Transcribe the material exactly. Images do not belong in the copy.

PROVIDED MATERIAL:
----------

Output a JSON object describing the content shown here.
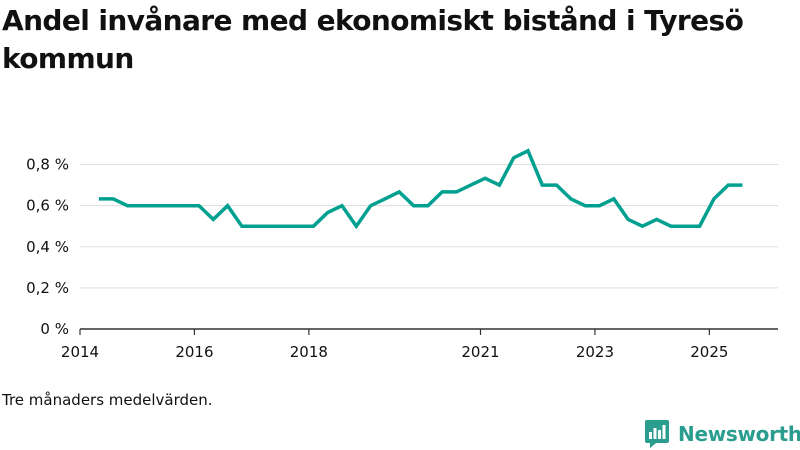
{
  "header": {
    "title": "Andel invånare med ekonomiskt bistånd i Tyresö kommun"
  },
  "footer": {
    "note": "Tre månaders medelvärden.",
    "brand": "Newsworthy"
  },
  "colors": {
    "line": "#00a091",
    "grid": "#dddddd",
    "axis": "#333333",
    "brand": "#2a9d8f"
  },
  "chart_data": {
    "type": "line",
    "title": "Andel invånare med ekonomiskt bistånd i Tyresö kommun",
    "xlabel": "",
    "ylabel": "",
    "xlim": [
      2014.0,
      2026.2
    ],
    "ylim": [
      0,
      0.9
    ],
    "x_ticks": [
      {
        "value": 2014,
        "label": "2014"
      },
      {
        "value": 2016,
        "label": "2016"
      },
      {
        "value": 2018,
        "label": "2018"
      },
      {
        "value": 2021,
        "label": "2021"
      },
      {
        "value": 2023,
        "label": "2023"
      },
      {
        "value": 2025,
        "label": "2025"
      }
    ],
    "y_ticks": [
      {
        "value": 0,
        "label": "0 %"
      },
      {
        "value": 0.2,
        "label": "0,2 %"
      },
      {
        "value": 0.4,
        "label": "0,4 %"
      },
      {
        "value": 0.6,
        "label": "0,6 %"
      },
      {
        "value": 0.8,
        "label": "0,8 %"
      }
    ],
    "grid": true,
    "series": [
      {
        "name": "Andel invånare med ekonomiskt bistånd",
        "x": [
          2014.33,
          2014.58,
          2014.83,
          2015.08,
          2015.33,
          2015.58,
          2015.83,
          2016.08,
          2016.33,
          2016.58,
          2016.83,
          2017.08,
          2017.33,
          2017.58,
          2017.83,
          2018.08,
          2018.33,
          2018.58,
          2018.83,
          2019.08,
          2019.33,
          2019.58,
          2019.83,
          2020.08,
          2020.33,
          2020.58,
          2020.83,
          2021.08,
          2021.33,
          2021.58,
          2021.83,
          2022.08,
          2022.33,
          2022.58,
          2022.83,
          2023.08,
          2023.33,
          2023.58,
          2023.83,
          2024.08,
          2024.33,
          2024.58,
          2024.83,
          2025.08,
          2025.33,
          2025.58
        ],
        "values": [
          0.633,
          0.633,
          0.6,
          0.6,
          0.6,
          0.6,
          0.6,
          0.6,
          0.533,
          0.6,
          0.5,
          0.5,
          0.5,
          0.5,
          0.5,
          0.5,
          0.567,
          0.6,
          0.5,
          0.6,
          0.633,
          0.667,
          0.6,
          0.6,
          0.667,
          0.667,
          0.7,
          0.733,
          0.7,
          0.833,
          0.867,
          0.7,
          0.7,
          0.633,
          0.6,
          0.6,
          0.633,
          0.533,
          0.5,
          0.533,
          0.5,
          0.5,
          0.5,
          0.633,
          0.7,
          0.7
        ]
      }
    ]
  }
}
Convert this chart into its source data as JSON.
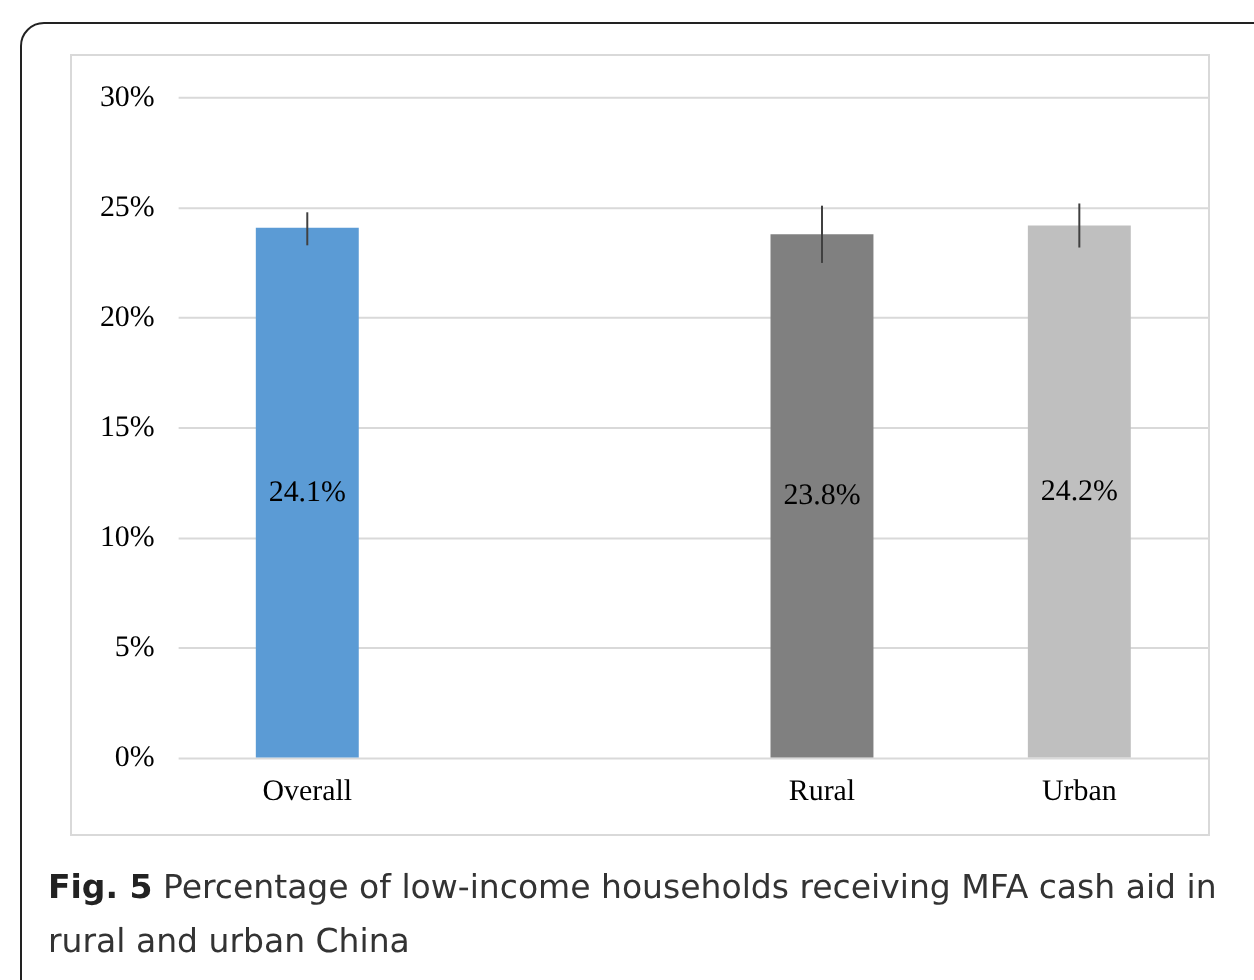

----------

REPLY:
Output a JSON object describing the content shown here.
{
  "header": {
    "title": "Andel invånare med ekonomiskt bistånd i Tyresö kommun"
  },
  "footer": {
    "note": "Tre månaders medelvärden.",
    "brand": "Newsworthy"
  },
  "colors": {
    "line": "#00a091",
    "grid": "#dddddd",
    "axis": "#333333",
    "brand": "#2a9d8f"
  },
  "chart_data": {
    "type": "line",
    "title": "Andel invånare med ekonomiskt bistånd i Tyresö kommun",
    "xlabel": "",
    "ylabel": "",
    "xlim": [
      2014.0,
      2026.2
    ],
    "ylim": [
      0,
      0.9
    ],
    "x_ticks": [
      {
        "value": 2014,
        "label": "2014"
      },
      {
        "value": 2016,
        "label": "2016"
      },
      {
        "value": 2018,
        "label": "2018"
      },
      {
        "value": 2021,
        "label": "2021"
      },
      {
        "value": 2023,
        "label": "2023"
      },
      {
        "value": 2025,
        "label": "2025"
      }
    ],
    "y_ticks": [
      {
        "value": 0,
        "label": "0 %"
      },
      {
        "value": 0.2,
        "label": "0,2 %"
      },
      {
        "value": 0.4,
        "label": "0,4 %"
      },
      {
        "value": 0.6,
        "label": "0,6 %"
      },
      {
        "value": 0.8,
        "label": "0,8 %"
      }
    ],
    "grid": true,
    "series": [
      {
        "name": "Andel invånare med ekonomiskt bistånd",
        "x": [
          2014.33,
          2014.58,
          2014.83,
          2015.08,
          2015.33,
          2015.58,
          2015.83,
          2016.08,
          2016.33,
          2016.58,
          2016.83,
          2017.08,
          2017.33,
          2017.58,
          2017.83,
          2018.08,
          2018.33,
          2018.58,
          2018.83,
          2019.08,
          2019.33,
          2019.58,
          2019.83,
          2020.08,
          2020.33,
          2020.58,
          2020.83,
          2021.08,
          2021.33,
          2021.58,
          2021.83,
          2022.08,
          2022.33,
          2022.58,
          2022.83,
          2023.08,
          2023.33,
          2023.58,
          2023.83,
          2024.08,
          2024.33,
          2024.58,
          2024.83,
          2025.08,
          2025.33,
          2025.58
        ],
        "values": [
          0.633,
          0.633,
          0.6,
          0.6,
          0.6,
          0.6,
          0.6,
          0.6,
          0.533,
          0.6,
          0.5,
          0.5,
          0.5,
          0.5,
          0.5,
          0.5,
          0.567,
          0.6,
          0.5,
          0.6,
          0.633,
          0.667,
          0.6,
          0.6,
          0.667,
          0.667,
          0.7,
          0.733,
          0.7,
          0.833,
          0.867,
          0.7,
          0.7,
          0.633,
          0.6,
          0.6,
          0.633,
          0.533,
          0.5,
          0.533,
          0.5,
          0.5,
          0.5,
          0.633,
          0.7,
          0.7
        ]
      }
    ]
  }
}
Convert this chart into its source data as JSON.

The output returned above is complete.